-- START --

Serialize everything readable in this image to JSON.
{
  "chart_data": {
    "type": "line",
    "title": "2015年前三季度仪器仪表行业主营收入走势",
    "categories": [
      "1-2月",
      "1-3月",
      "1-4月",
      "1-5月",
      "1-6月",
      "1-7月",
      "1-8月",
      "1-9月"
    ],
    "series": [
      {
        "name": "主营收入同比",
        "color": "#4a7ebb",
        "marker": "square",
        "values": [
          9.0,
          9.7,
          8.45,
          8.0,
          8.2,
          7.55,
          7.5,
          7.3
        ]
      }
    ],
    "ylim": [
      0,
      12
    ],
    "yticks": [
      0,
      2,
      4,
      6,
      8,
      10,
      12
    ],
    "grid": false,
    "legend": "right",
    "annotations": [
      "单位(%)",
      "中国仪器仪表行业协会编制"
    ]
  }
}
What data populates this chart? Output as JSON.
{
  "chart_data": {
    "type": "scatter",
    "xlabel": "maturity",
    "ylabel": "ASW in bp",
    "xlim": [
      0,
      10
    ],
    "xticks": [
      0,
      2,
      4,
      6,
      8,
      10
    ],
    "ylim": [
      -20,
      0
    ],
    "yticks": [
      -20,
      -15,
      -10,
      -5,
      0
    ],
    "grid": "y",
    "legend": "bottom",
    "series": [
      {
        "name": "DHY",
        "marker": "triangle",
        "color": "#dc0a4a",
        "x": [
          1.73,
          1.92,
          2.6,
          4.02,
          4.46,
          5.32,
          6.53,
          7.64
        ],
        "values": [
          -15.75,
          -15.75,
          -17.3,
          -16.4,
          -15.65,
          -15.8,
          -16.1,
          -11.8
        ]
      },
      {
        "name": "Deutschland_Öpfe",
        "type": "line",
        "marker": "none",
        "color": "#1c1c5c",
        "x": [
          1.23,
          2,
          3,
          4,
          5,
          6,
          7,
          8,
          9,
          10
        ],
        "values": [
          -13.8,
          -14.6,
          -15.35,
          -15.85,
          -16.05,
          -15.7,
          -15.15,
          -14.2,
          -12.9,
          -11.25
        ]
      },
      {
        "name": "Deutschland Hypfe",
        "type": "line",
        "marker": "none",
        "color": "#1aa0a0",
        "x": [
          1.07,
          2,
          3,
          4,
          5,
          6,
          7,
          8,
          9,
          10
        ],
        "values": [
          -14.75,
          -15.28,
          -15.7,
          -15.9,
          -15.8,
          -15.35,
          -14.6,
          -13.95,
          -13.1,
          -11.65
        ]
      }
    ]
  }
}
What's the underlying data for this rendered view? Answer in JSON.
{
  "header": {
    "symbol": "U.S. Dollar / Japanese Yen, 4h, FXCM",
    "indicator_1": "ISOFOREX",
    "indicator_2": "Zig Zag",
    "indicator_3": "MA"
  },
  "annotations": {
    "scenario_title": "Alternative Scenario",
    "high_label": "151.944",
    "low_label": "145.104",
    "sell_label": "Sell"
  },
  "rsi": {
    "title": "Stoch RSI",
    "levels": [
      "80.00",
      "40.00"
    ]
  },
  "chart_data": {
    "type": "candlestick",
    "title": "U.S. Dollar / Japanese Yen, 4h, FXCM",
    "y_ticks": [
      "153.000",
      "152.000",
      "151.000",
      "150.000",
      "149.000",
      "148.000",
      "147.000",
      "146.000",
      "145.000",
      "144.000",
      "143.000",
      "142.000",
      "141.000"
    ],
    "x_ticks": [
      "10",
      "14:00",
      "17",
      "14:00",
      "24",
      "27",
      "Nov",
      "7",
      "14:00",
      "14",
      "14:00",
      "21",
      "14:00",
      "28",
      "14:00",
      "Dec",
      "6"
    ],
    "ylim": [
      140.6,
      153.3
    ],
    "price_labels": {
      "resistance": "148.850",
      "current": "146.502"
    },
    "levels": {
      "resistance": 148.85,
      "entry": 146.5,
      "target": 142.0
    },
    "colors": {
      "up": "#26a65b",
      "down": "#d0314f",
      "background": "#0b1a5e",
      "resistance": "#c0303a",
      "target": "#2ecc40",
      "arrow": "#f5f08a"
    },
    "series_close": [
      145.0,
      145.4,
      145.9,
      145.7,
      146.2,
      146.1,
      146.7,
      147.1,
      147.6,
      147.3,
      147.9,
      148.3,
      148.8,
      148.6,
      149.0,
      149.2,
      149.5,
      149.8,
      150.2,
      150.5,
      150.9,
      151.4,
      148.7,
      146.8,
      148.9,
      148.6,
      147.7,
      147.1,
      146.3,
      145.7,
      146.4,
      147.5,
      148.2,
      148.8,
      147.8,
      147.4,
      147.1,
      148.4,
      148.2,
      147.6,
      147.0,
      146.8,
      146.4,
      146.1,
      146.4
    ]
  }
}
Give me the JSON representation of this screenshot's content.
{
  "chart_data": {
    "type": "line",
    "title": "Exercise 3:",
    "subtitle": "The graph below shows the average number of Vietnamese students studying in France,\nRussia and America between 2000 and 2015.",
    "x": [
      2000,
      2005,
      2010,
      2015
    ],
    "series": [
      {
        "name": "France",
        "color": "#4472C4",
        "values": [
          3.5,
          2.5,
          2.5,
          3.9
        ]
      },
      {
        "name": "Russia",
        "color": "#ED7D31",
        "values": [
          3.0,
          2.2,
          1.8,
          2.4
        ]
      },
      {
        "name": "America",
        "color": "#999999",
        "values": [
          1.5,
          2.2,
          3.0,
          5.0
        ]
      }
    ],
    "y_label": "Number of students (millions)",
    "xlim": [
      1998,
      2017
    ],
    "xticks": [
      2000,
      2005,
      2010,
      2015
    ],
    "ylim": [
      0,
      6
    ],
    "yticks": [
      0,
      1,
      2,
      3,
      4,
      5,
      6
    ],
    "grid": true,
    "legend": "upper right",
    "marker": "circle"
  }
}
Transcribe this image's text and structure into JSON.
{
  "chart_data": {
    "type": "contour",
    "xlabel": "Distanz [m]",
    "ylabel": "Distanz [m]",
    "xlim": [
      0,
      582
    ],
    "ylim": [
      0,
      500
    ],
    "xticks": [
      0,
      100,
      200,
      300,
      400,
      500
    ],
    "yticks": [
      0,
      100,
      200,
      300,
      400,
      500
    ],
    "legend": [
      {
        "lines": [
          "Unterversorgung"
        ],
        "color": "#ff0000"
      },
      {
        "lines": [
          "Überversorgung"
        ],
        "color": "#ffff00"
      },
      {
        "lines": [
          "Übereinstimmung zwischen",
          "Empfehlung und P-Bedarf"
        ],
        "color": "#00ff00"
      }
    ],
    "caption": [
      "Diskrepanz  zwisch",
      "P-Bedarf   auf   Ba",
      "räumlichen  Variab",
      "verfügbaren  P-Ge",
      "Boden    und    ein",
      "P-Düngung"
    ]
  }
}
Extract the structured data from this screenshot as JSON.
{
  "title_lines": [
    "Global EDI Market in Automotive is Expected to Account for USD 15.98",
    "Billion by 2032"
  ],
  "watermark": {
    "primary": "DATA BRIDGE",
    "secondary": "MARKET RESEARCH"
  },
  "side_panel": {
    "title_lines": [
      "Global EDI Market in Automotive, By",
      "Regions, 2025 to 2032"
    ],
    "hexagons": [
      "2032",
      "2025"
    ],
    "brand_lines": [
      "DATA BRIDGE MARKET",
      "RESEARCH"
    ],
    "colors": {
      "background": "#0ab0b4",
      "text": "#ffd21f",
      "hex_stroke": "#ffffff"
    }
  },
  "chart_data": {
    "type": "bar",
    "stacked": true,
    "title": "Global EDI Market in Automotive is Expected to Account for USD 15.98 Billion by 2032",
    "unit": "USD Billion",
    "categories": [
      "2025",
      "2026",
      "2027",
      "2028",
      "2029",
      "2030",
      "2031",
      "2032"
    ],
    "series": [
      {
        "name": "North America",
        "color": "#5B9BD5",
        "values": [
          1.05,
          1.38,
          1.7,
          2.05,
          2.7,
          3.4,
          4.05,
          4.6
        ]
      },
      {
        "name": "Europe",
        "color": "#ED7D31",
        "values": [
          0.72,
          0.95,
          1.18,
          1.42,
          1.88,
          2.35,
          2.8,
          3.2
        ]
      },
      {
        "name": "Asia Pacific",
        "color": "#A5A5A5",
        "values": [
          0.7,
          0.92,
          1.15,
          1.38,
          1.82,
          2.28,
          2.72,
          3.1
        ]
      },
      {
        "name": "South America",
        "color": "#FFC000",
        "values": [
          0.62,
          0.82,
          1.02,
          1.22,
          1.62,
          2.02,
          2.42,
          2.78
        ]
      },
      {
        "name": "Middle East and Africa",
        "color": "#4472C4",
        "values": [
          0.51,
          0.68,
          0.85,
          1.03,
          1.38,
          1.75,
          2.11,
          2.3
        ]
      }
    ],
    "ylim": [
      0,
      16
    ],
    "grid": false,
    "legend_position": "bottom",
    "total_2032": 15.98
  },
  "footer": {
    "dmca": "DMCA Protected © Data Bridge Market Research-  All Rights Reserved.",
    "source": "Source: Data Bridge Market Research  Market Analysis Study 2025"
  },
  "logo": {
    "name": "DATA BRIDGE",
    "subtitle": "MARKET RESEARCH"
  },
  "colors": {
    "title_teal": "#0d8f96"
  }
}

-- END --

- What you should do
Identify each line holding the string "image", and copy it out.

- The answer
Serialize everything readable in this image to JSON.
Transcribe this image's text and structure into JSON.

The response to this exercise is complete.